What the exercise asks:
Retype the records below exactly as they appear, but leave out any pictures.

Data records:
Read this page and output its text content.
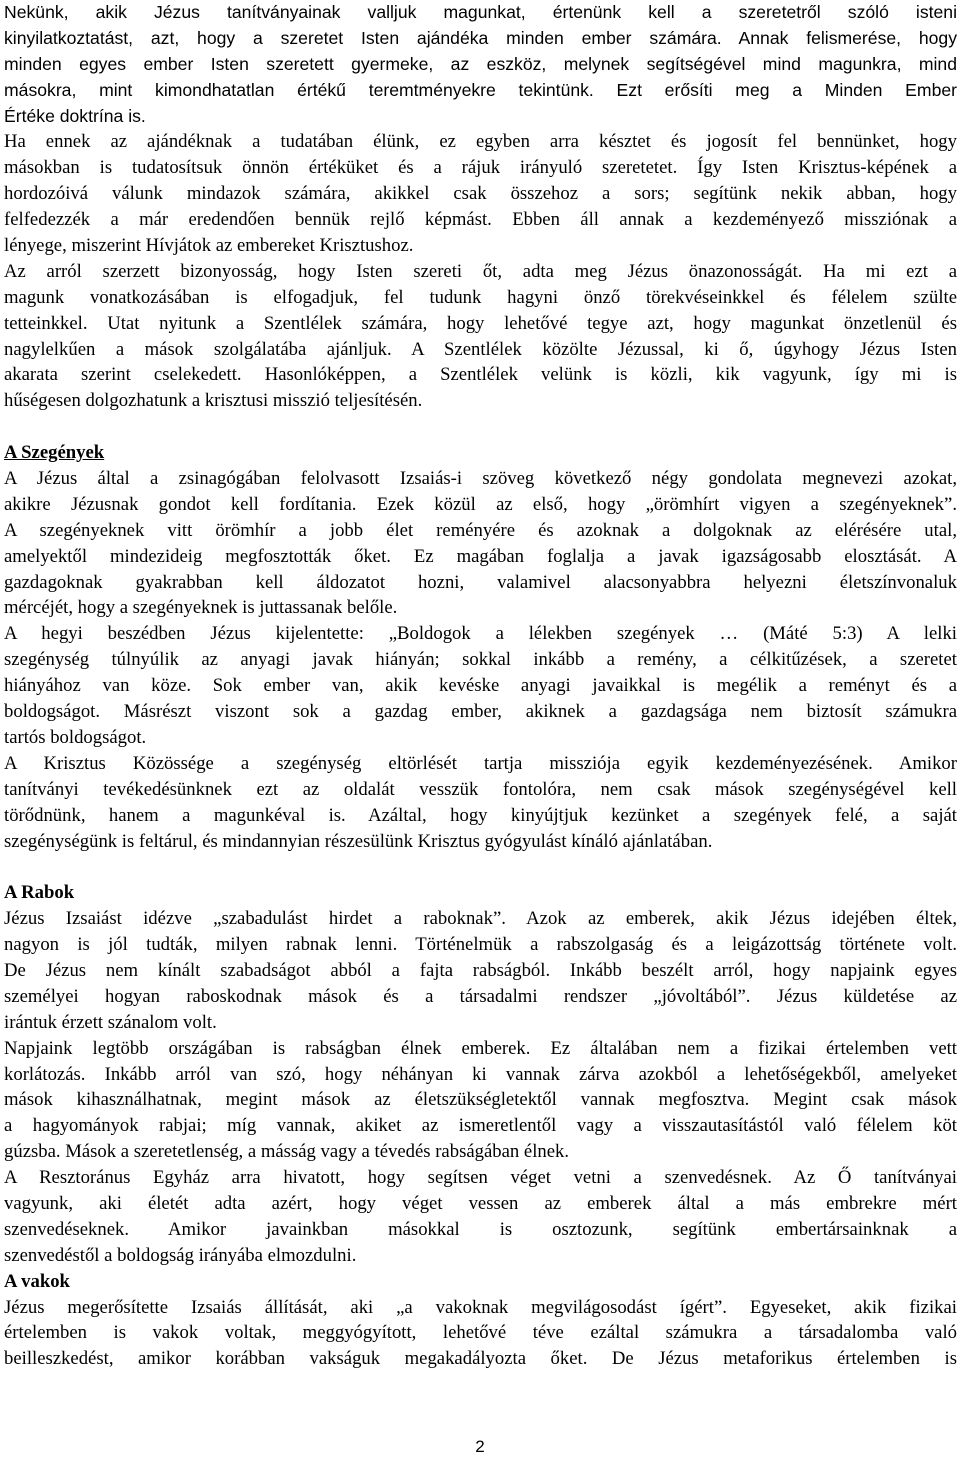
Nekünk, akik Jézus tanítványainak valljuk magunkat, értenünk kell a szeretetről szóló isteni
kinyilatkoztatást, azt, hogy a szeretet Isten ajándéka minden ember számára. Annak felismerése, hogy
minden egyes ember Isten szeretett gyermeke, az eszköz, melynek segítségével mind magunkra, mind
másokra, mint kimondhatatlan értékű teremtményekre tekintünk. Ezt erősíti meg a Minden Ember
Értéke doktrína is.
Ha ennek az ajándéknak a tudatában élünk, ez egyben arra késztet és jogosít fel bennünket, hogy
másokban is tudatosítsuk önnön értéküket és a rájuk irányuló szeretetet. Így Isten Krisztus-képének a
hordozóivá válunk mindazok számára, akikkel csak összehoz a sors; segítünk nekik abban, hogy
felfedezzék a már eredendően bennük rejlő képmást. Ebben áll annak a kezdeményező missziónak a
lényege, miszerint Hívjátok az embereket Krisztushoz.
Az arról szerzett bizonyosság, hogy Isten szereti őt, adta meg Jézus önazonosságát. Ha mi ezt a
magunk vonatkozásában is elfogadjuk, fel tudunk hagyni önző törekvéseinkkel és félelem szülte
tetteinkkel. Utat nyitunk a Szentlélek számára, hogy lehetővé tegye azt, hogy magunkat önzetlenül és
nagylelkűen a mások szolgálatába ajánljuk. A Szentlélek közölte Jézussal, ki ő, úgyhogy Jézus Isten
akarata szerint cselekedett. Hasonlóképpen, a Szentlélek velünk is közli, kik vagyunk, így mi is
hűségesen dolgozhatunk a krisztusi misszió teljesítésén.
A Szegények
A Jézus által a zsinagógában felolvasott Izsaiás-i szöveg következő négy gondolata megnevezi azokat,
akikre Jézusnak gondot kell fordítania. Ezek közül az első, hogy „örömhírt vigyen a szegényeknek”.
A szegényeknek vitt örömhír a jobb élet reményére és azoknak a dolgoknak az elérésére utal,
amelyektől mindezideig megfosztották őket. Ez magában foglalja a javak igazságosabb elosztását. A
gazdagoknak gyakrabban kell áldozatot hozni, valamivel alacsonyabbra helyezni életszínvonaluk
mércéjét, hogy a szegényeknek is juttassanak belőle.
A hegyi beszédben Jézus kijelentette: „Boldogok a lélekben szegények … (Máté 5:3) A lelki
szegénység túlnyúlik az anyagi javak hiányán; sokkal inkább a remény, a célkitűzések, a szeretet
hiányához van köze. Sok ember van, akik kevéske anyagi javaikkal is megélik a reményt és a
boldogságot. Másrészt viszont sok a gazdag ember, akiknek a gazdagsága nem biztosít számukra
tartós boldogságot.
A Krisztus Közössége a szegénység eltörlését tartja missziója egyik kezdeményezésének. Amikor
tanítványi tevékedésünknek ezt az oldalát vesszük fontolóra, nem csak mások szegénységével kell
törődnünk, hanem a magunkéval is. Azáltal, hogy kinyújtjuk kezünket a szegények felé, a saját
szegénységünk is feltárul, és mindannyian részesülünk Krisztus gyógyulást kínáló ajánlatában.
A Rabok
Jézus Izsaiást idézve „szabadulást hirdet a raboknak”. Azok az emberek, akik Jézus idejében éltek,
nagyon is jól tudták, milyen rabnak lenni. Történelmük a rabszolgaság és a leigázottság története volt.
De Jézus nem kínált szabadságot abból a fajta rabságból. Inkább beszélt arról, hogy napjaink egyes
személyei hogyan raboskodnak mások és a társadalmi rendszer „jóvoltából”. Jézus küldetése az
irántuk érzett szánalom volt.
Napjaink legtöbb országában is rabságban élnek emberek. Ez általában nem a fizikai értelemben vett
korlátozás. Inkább arról van szó, hogy néhányan ki vannak zárva azokból a lehetőségekből, amelyeket
mások kihasználhatnak, megint mások az életszükségletektől vannak megfosztva. Megint csak mások
a hagyományok rabjai; míg vannak, akiket az ismeretlentől vagy a visszautasítástól való félelem köt
gúzsba. Mások a szeretetlenség, a másság vagy a tévedés rabságában élnek.
A Resztoránus Egyház arra hivatott, hogy segítsen véget vetni a szenvedésnek. Az Ő tanítványai
vagyunk, aki életét adta azért, hogy véget vessen az emberek által a más embrekre mért
szenvedéseknek. Amikor javainkban másokkal is osztozunk, segítünk embertársainknak a
szenvedéstől a boldogság irányába elmozdulni.
A vakok
Jézus megerősítette Izsaiás állítását, aki „a vakoknak megvilágosodást ígért”. Egyeseket, akik fizikai
értelemben is vakok voltak, meggyógyított, lehetővé téve ezáltal számukra a társadalomba való
beilleszkedést, amikor korábban vakságuk megakadályozta őket. De Jézus metaforikus értelemben is
2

Answer to the exercise:
Read this page and output its text content.
Nekünk, akik Jézus tanítványainak valljuk magunkat, értenünk kell a szeretetről szóló isteni
kinyilatkoztatást, azt, hogy a szeretet Isten ajándéka minden ember számára. Annak felismerése, hogy
minden egyes ember Isten szeretett gyermeke, az eszköz, melynek segítségével mind magunkra, mind
másokra, mint kimondhatatlan értékű teremtményekre tekintünk. Ezt erősíti meg a Minden Ember
Értéke doktrína is.
Ha ennek az ajándéknak a tudatában élünk, ez egyben arra késztet és jogosít fel bennünket, hogy
másokban is tudatosítsuk önnön értéküket és a rájuk irányuló szeretetet. Így Isten Krisztus-képének a
hordozóivá válunk mindazok számára, akikkel csak összehoz a sors; segítünk nekik abban, hogy
felfedezzék a már eredendően bennük rejlő képmást. Ebben áll annak a kezdeményező missziónak a
lényege, miszerint Hívjátok az embereket Krisztushoz.
Az arról szerzett bizonyosság, hogy Isten szereti őt, adta meg Jézus önazonosságát. Ha mi ezt a
magunk vonatkozásában is elfogadjuk, fel tudunk hagyni önző törekvéseinkkel és félelem szülte
tetteinkkel. Utat nyitunk a Szentlélek számára, hogy lehetővé tegye azt, hogy magunkat önzetlenül és
nagylelkűen a mások szolgálatába ajánljuk. A Szentlélek közölte Jézussal, ki ő, úgyhogy Jézus Isten
akarata szerint cselekedett. Hasonlóképpen, a Szentlélek velünk is közli, kik vagyunk, így mi is
hűségesen dolgozhatunk a krisztusi misszió teljesítésén.
A Szegények
A Jézus által a zsinagógában felolvasott Izsaiás-i szöveg következő négy gondolata megnevezi azokat,
akikre Jézusnak gondot kell fordítania. Ezek közül az első, hogy „örömhírt vigyen a szegényeknek”.
A szegényeknek vitt örömhír a jobb élet reményére és azoknak a dolgoknak az elérésére utal,
amelyektől mindezideig megfosztották őket. Ez magában foglalja a javak igazságosabb elosztását. A
gazdagoknak gyakrabban kell áldozatot hozni, valamivel alacsonyabbra helyezni életszínvonaluk
mércéjét, hogy a szegényeknek is juttassanak belőle.
A hegyi beszédben Jézus kijelentette: „Boldogok a lélekben szegények … (Máté 5:3) A lelki
szegénység túlnyúlik az anyagi javak hiányán; sokkal inkább a remény, a célkitűzések, a szeretet
hiányához van köze. Sok ember van, akik kevéske anyagi javaikkal is megélik a reményt és a
boldogságot. Másrészt viszont sok a gazdag ember, akiknek a gazdagsága nem biztosít számukra
tartós boldogságot.
A Krisztus Közössége a szegénység eltörlését tartja missziója egyik kezdeményezésének. Amikor
tanítványi tevékedésünknek ezt az oldalát vesszük fontolóra, nem csak mások szegénységével kell
törődnünk, hanem a magunkéval is. Azáltal, hogy kinyújtjuk kezünket a szegények felé, a saját
szegénységünk is feltárul, és mindannyian részesülünk Krisztus gyógyulást kínáló ajánlatában.
A Rabok
Jézus Izsaiást idézve „szabadulást hirdet a raboknak”. Azok az emberek, akik Jézus idejében éltek,
nagyon is jól tudták, milyen rabnak lenni. Történelmük a rabszolgaság és a leigázottság története volt.
De Jézus nem kínált szabadságot abból a fajta rabságból. Inkább beszélt arról, hogy napjaink egyes
személyei hogyan raboskodnak mások és a társadalmi rendszer „jóvoltából”. Jézus küldetése az
irántuk érzett szánalom volt.
Napjaink legtöbb országában is rabságban élnek emberek. Ez általában nem a fizikai értelemben vett
korlátozás. Inkább arról van szó, hogy néhányan ki vannak zárva azokból a lehetőségekből, amelyeket
mások kihasználhatnak, megint mások az életszükségletektől vannak megfosztva. Megint csak mások
a hagyományok rabjai; míg vannak, akiket az ismeretlentől vagy a visszautasítástól való félelem köt
gúzsba. Mások a szeretetlenség, a másság vagy a tévedés rabságában élnek.
A Resztoránus Egyház arra hivatott, hogy segítsen véget vetni a szenvedésnek. Az Ő tanítványai
vagyunk, aki életét adta azért, hogy véget vessen az emberek által a más embrekre mért
szenvedéseknek. Amikor javainkban másokkal is osztozunk, segítünk embertársainknak a
szenvedéstől a boldogság irányába elmozdulni.
A vakok
Jézus megerősítette Izsaiás állítását, aki „a vakoknak megvilágosodást ígért”. Egyeseket, akik fizikai
értelemben is vakok voltak, meggyógyított, lehetővé téve ezáltal számukra a társadalomba való
beilleszkedést, amikor korábban vakságuk megakadályozta őket. De Jézus metaforikus értelemben is
2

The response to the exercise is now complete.